Given problem: Across the listing below, how many lines hold "parabolic"? Reply with the number by itself.

Record list:
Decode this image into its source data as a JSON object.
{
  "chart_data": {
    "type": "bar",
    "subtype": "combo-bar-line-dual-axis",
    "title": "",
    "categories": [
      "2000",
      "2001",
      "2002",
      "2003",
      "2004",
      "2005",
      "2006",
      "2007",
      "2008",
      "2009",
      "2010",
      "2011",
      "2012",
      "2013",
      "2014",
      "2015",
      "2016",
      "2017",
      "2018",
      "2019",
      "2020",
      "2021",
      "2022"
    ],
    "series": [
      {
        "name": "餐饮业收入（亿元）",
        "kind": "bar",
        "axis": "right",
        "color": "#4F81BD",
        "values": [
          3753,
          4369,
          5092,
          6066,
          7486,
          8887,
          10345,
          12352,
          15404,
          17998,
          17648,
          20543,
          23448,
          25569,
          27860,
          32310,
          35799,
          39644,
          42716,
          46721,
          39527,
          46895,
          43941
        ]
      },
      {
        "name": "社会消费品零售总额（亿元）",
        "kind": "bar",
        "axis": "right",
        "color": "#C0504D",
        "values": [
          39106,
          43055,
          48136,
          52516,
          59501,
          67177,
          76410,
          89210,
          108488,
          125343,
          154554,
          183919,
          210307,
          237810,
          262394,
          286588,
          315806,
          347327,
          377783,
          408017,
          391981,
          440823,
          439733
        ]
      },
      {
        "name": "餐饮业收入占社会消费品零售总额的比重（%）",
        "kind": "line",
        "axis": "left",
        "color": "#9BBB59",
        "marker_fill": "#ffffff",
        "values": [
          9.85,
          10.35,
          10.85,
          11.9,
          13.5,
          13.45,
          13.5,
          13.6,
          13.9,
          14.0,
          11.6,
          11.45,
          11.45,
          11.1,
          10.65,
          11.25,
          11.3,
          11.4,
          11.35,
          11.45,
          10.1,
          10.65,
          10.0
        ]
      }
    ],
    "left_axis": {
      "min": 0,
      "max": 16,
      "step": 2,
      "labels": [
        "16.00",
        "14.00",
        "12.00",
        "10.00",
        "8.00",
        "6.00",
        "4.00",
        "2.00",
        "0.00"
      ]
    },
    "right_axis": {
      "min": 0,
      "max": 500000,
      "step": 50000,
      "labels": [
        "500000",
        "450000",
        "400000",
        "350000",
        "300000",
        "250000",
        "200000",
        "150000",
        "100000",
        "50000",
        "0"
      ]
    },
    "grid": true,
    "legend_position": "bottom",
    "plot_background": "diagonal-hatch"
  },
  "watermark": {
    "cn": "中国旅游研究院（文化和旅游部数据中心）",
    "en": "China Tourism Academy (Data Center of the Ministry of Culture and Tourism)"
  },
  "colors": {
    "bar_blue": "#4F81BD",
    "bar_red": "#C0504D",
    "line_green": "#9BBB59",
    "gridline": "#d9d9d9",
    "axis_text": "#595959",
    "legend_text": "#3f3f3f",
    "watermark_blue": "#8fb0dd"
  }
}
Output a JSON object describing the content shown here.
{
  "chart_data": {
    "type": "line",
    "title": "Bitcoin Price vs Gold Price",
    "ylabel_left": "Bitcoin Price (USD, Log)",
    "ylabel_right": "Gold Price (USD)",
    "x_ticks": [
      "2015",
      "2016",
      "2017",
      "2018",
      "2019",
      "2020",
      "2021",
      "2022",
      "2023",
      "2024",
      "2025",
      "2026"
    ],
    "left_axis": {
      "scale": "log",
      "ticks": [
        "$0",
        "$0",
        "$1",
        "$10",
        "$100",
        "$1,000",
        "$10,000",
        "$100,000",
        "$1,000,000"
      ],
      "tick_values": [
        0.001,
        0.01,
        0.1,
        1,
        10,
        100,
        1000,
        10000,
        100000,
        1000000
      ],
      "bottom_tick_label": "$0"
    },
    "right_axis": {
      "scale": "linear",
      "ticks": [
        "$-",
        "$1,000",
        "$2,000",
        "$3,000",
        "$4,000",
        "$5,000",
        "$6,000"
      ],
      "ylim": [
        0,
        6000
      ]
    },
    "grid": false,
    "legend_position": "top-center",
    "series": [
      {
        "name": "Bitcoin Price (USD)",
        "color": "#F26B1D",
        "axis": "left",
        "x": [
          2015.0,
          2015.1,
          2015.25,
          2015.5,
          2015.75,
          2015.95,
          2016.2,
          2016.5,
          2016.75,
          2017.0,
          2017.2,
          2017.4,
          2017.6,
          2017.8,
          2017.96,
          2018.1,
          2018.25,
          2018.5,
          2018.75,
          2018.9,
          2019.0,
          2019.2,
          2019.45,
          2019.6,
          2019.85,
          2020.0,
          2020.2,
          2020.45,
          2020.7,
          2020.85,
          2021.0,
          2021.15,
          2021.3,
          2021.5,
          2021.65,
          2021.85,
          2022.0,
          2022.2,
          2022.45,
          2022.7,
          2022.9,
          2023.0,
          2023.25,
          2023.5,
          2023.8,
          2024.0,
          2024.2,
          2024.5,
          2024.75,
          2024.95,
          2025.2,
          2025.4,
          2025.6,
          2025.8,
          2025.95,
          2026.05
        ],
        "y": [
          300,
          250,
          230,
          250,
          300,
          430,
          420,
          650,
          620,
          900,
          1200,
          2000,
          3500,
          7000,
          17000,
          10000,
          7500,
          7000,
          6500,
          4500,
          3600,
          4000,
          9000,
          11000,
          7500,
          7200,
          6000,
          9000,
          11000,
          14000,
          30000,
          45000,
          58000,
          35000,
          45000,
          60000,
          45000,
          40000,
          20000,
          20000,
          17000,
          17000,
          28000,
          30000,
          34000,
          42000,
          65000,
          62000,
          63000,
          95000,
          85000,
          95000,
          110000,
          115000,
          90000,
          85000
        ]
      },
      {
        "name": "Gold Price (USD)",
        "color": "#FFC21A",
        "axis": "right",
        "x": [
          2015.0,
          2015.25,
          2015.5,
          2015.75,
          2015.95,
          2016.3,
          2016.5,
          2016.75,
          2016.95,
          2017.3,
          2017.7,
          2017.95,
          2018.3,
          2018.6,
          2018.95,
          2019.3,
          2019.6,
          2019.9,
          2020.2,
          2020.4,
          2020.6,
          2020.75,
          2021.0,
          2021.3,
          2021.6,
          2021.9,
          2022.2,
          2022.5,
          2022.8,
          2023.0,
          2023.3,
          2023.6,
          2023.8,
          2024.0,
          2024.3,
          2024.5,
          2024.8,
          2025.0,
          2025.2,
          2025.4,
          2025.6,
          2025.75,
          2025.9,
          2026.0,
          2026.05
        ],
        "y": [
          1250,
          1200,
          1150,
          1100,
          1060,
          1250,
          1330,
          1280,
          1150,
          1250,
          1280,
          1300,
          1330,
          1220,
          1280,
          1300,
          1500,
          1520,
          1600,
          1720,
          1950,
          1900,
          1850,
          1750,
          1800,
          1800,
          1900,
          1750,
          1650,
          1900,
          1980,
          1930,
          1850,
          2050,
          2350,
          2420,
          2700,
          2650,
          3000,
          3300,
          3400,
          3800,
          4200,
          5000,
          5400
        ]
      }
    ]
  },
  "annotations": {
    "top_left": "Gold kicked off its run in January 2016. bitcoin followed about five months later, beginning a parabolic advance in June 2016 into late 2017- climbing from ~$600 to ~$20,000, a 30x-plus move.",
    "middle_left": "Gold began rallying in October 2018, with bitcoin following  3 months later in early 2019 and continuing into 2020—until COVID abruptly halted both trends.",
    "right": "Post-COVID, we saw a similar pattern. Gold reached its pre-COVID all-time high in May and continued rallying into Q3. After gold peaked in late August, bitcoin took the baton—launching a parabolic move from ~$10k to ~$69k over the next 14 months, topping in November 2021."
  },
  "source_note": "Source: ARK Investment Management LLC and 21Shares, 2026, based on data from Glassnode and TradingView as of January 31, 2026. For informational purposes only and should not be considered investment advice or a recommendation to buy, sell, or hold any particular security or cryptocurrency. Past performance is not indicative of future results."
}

Written response: 2